Challenge:
Without pictures, repeat exactly the lines from the one containing "What text is on this page?" through the end of the entries.

--------------------------------------------------

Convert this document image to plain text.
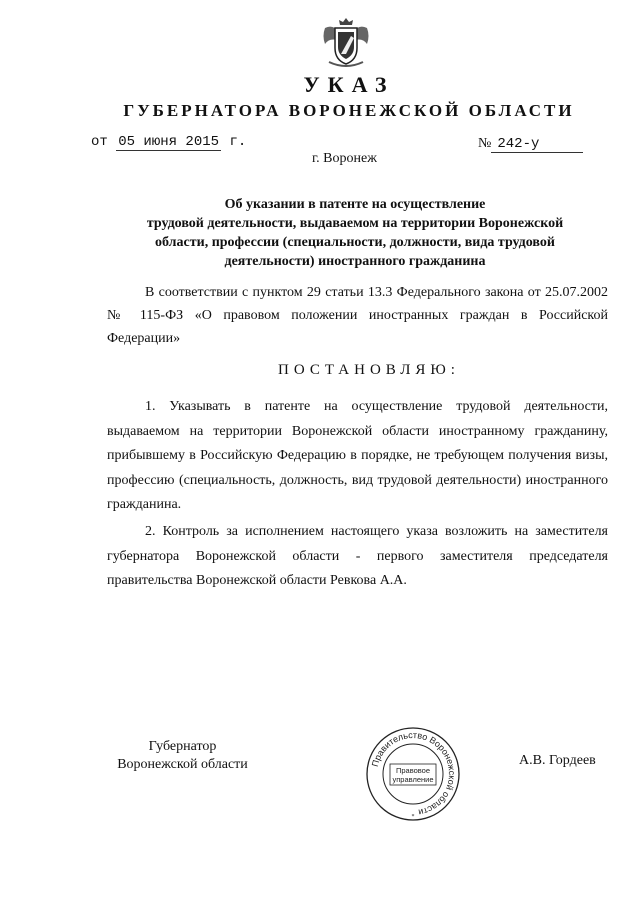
УКАЗ
ГУБЕРНАТОРА ВОРОНЕЖСКОЙ ОБЛАСТИ
от 05 июня 2015 г.	№ 242-у
г. Воронеж
Об указании в патенте на осуществление
трудовой деятельности, выдаваемом на территории Воронежской
области, профессии (специальности, должности, вида трудовой
деятельности) иностранного гражданина
В соответствии с пунктом 29 статьи 13.3 Федерального закона от 25.07.2002 № 115-ФЗ «О правовом положении иностранных граждан в Российской Федерации»
ПОСТАНОВЛЯЮ:
1. Указывать в патенте на осуществление трудовой деятельности, выдаваемом на территории Воронежской области иностранному гражданину, прибывшему в Российскую Федерацию в порядке, не требующем получения визы, профессию (специальность, должность, вид трудовой деятельности) иностранного гражданина.
2. Контроль за исполнением настоящего указа возложить на заместителя губернатора Воронежской области - первого заместителя председателя правительства Воронежской области Ревкова А.А.
Губернатор
Воронежской области	Правительство Воронежской области
Правовое
управление
*
А.В. Гордеев
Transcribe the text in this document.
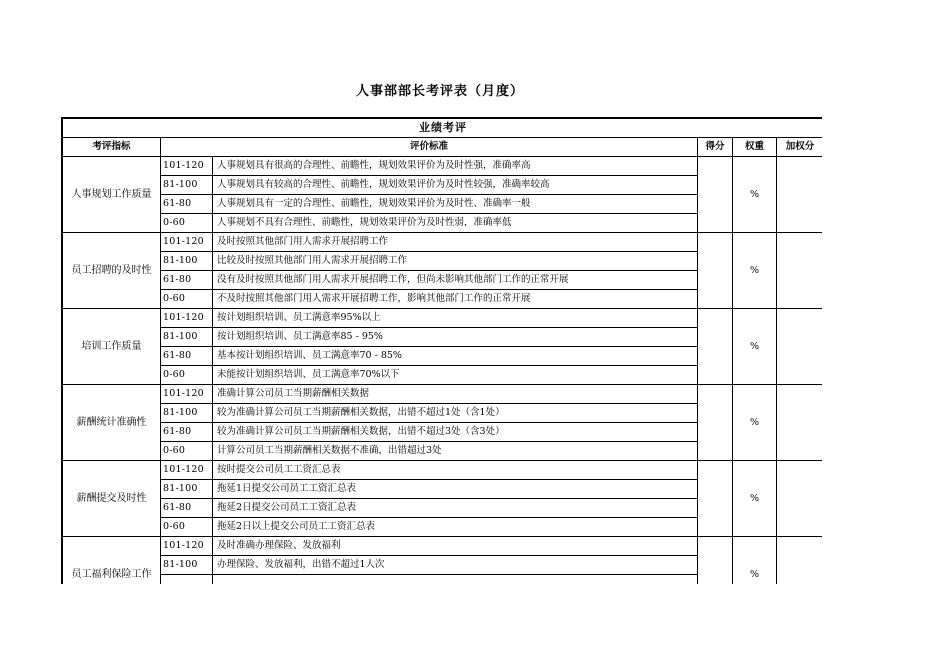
人事部部长考评表（月度）
业绩考评					
考评指标	评价标准		得分	权重	加权分
人事规划工作质量	101-120	人事规划具有很高的合理性、前瞻性，规划效果评价为及时性强，准确率高		%	
	81-100	人事规划具有较高的合理性、前瞻性，规划效果评价为及时性较强，准确率较高			
	61-80	人事规划具有一定的合理性、前瞻性，规划效果评价为及时性、准确率一般			
	0-60	人事规划不具有合理性、前瞻性，规划效果评价为及时性弱，准确率低			
员工招聘的及时性	101-120	及时按照其他部门用人需求开展招聘工作		%	
	81-100	比较及时按照其他部门用人需求开展招聘工作			
	61-80	没有及时按照其他部门用人需求开展招聘工作，但尚未影响其他部门工作的正常开展			
	0-60	不及时按照其他部门用人需求开展招聘工作，影响其他部门工作的正常开展			
培训工作质量	101-120	按计划组织培训、员工满意率95%以上		%	
	81-100	按计划组织培训、员工满意率85 - 95%			
	61-80	基本按计划组织培训、员工满意率70 - 85%			
	0-60	未能按计划组织培训、员工满意率70%以下			
薪酬统计准确性	101-120	准确计算公司员工当期薪酬相关数据		%	
	81-100	较为准确计算公司员工当期薪酬相关数据，出错不超过1处（含1处）			
	61-80	较为准确计算公司员工当期薪酬相关数据，出错不超过3处（含3处）			
	0-60	计算公司员工当期薪酬相关数据不准确，出错超过3处			
薪酬提交及时性	101-120	按时提交公司员工工资汇总表		%	
	81-100	拖延1日提交公司员工工资汇总表			
	61-80	拖延2日提交公司员工工资汇总表			
	0-60	拖延2日以上提交公司员工工资汇总表			
员工福利保险工作	101-120	及时准确办理保险、发放福利		%	
	81-100	办理保险、发放福利，出错不超过1人次			
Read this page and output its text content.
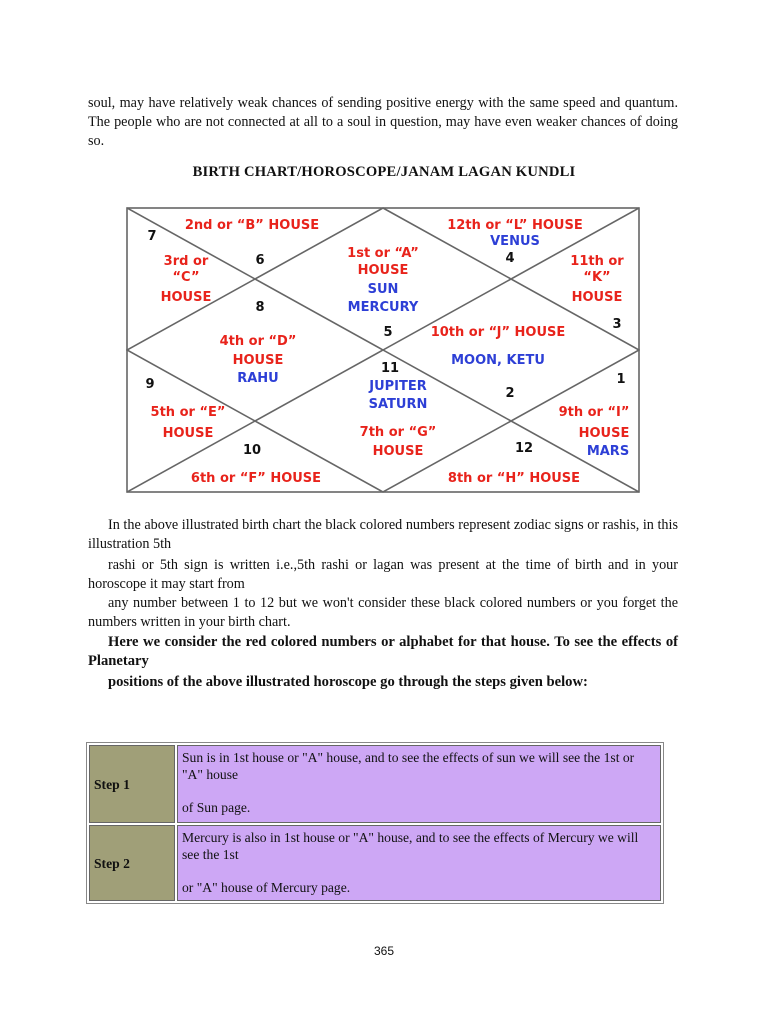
soul, may have relatively weak chances of sending positive energy with the same speed and quantum. The people who are not connected at all to a soul in question, may have even weaker chances of doing so.

BIRTH CHART/HOROSCOPE/JANAM LAGAN KUNDLI
2nd or “B” HOUSE	12th or “L” HOUSE
3rd or
“C”
HOUSE
1st or “A”
HOUSE
11th or
“K”
HOUSE
4th or “D”
HOUSE
10th or “J” HOUSE
5th or “E”
HOUSE	7th or “G”
HOUSE
9th or “I”
HOUSE
6th or “F” HOUSE	8th or “H” HOUSE
VENUS
SUN
MERCURY
RAHU
MOON, KETU
JUPITER
SATURN
MARS
7
6	4
8
5
3
11
9	1
2
10	12

In the above illustrated birth chart the black colored numbers represent zodiac signs or rashis, in this illustration 5th

rashi or 5th sign is written i.e.,5th rashi or lagan was present at the time of birth and in your horoscope it may start from

any number between 1 to 12 but we won't consider these black colored numbers or you forget the numbers written in your birth chart.

Here we consider the red colored numbers or alphabet for that house. To see the effects of Planetary

positions of the above illustrated horoscope go through the steps given below:

Step 1	Sun is in 1st house or "A" house, and to see the effects of sun we will see the 1st or "A" house
of Sun page.

Step 2	Mercury is also in 1st house or "A" house, and to see the effects of Mercury we will see the 1st
or "A" house of Mercury page.
365
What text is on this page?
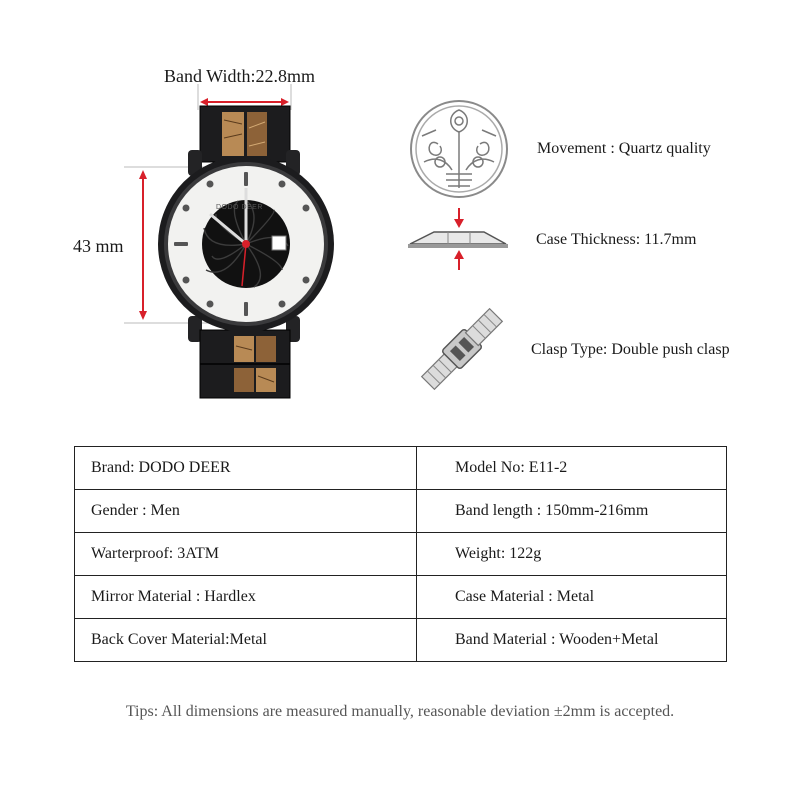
Band Width:22.8mm
43 mm
DODO DEER
Movement : Quartz quality
Case Thickness: 11.7mm
Clasp Type: Double push clasp
Brand: DODO DEER	Model No: E11-2
Gender : Men	Band length : 150mm-216mm
Warterproof: 3ATM	Weight: 122g
Mirror Material : Hardlex	Case Material : Metal
Back Cover Material:Metal	Band Material : Wooden+Metal
Tips: All dimensions are measured manually, reasonable deviation ±2mm is accepted.
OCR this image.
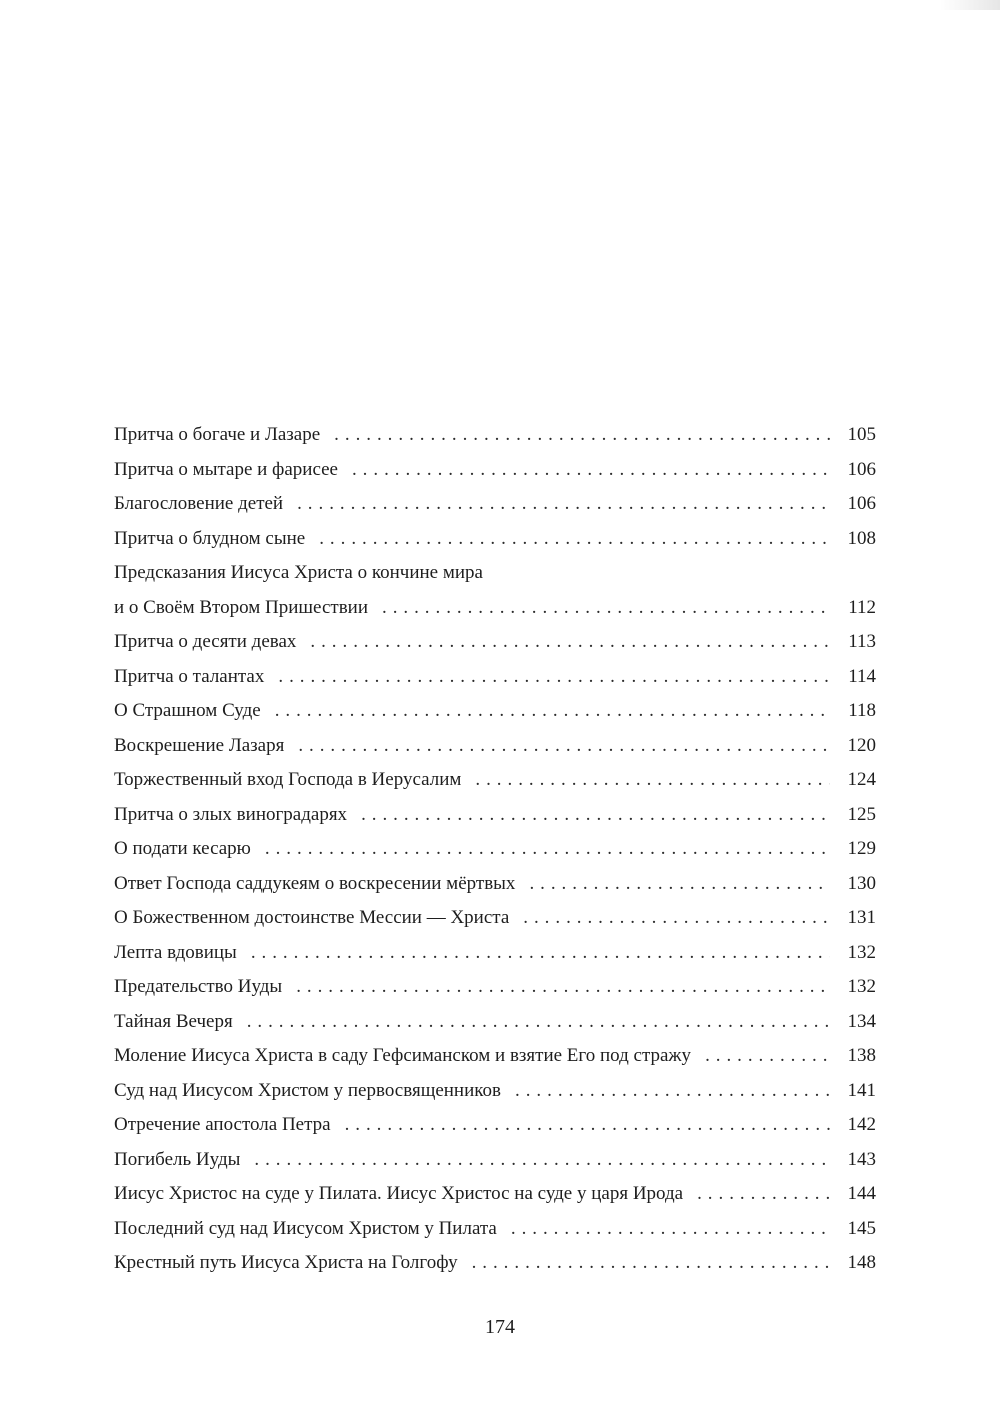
Притча о богаче и Лазаре . . .	105
Притча о мытаре и фарисее . . .	106
Благословение детей . . .	106
Притча о блудном сыне . . .	108
Предсказания Иисуса Христа о кончине мира
и о Своём Втором Пришествии . . .	112
Притча о десяти девах . . .	113
Притча о талантах . . .	114
О Страшном Суде . . .	118
Воскрешение Лазаря . . .	120
Торжественный вход Господа в Иерусалим . . .	124
Притча о злых виноградарях . . .	125
О подати кесарю . . .	129
Ответ Господа саддукеям о воскресении мёртвых . . .	130
О Божественном достоинстве Мессии — Христа . . .	131
Лепта вдовицы . . .	132
Предательство Иуды . . .	132
Тайная Вечеря . . .	134
Моление Иисуса Христа в саду Гефсиманском и взятие Его под стражу . . .	138
Суд над Иисусом Христом у первосвященников . . .	141
Отречение апостола Петра . . .	142
Погибель Иуды . . .	143
Иисус Христос на суде у Пилата. Иисус Христос на суде у царя Ирода . . .	144
Последний суд над Иисусом Христом у Пилата . . .	145
Крестный путь Иисуса Христа на Голгофу . . .	148
174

--------------------------------------------------

Solution below:
What text is on this page?
Band Width:22.8mm
43 mm
DODO DEER
Movement : Quartz quality
Case Thickness: 11.7mm
Clasp Type: Double push clasp
Brand: DODO DEER	Model No: E11-2
Gender : Men	Band length : 150mm-216mm
Warterproof: 3ATM	Weight: 122g
Mirror Material : Hardlex	Case Material : Metal
Back Cover Material:Metal	Band Material : Wooden+Metal
Tips: All dimensions are measured manually, reasonable deviation ±2mm is accepted.
OCR this image.
Притча о богаче и Лазаре . . .	105
Притча о мытаре и фарисее . . .	106
Благословение детей . . .	106
Притча о блудном сыне . . .	108
Предсказания Иисуса Христа о кончине мира
и о Своём Втором Пришествии . . .	112
Притча о десяти девах . . .	113
Притча о талантах . . .	114
О Страшном Суде . . .	118
Воскрешение Лазаря . . .	120
Торжественный вход Господа в Иерусалим . . .	124
Притча о злых виноградарях . . .	125
О подати кесарю . . .	129
Ответ Господа саддукеям о воскресении мёртвых . . .	130
О Божественном достоинстве Мессии — Христа . . .	131
Лепта вдовицы . . .	132
Предательство Иуды . . .	132
Тайная Вечеря . . .	134
Моление Иисуса Христа в саду Гефсиманском и взятие Его под стражу . . .	138
Суд над Иисусом Христом у первосвященников . . .	141
Отречение апостола Петра . . .	142
Погибель Иуды . . .	143
Иисус Христос на суде у Пилата. Иисус Христос на суде у царя Ирода . . .	144
Последний суд над Иисусом Христом у Пилата . . .	145
Крестный путь Иисуса Христа на Голгофу . . .	148
174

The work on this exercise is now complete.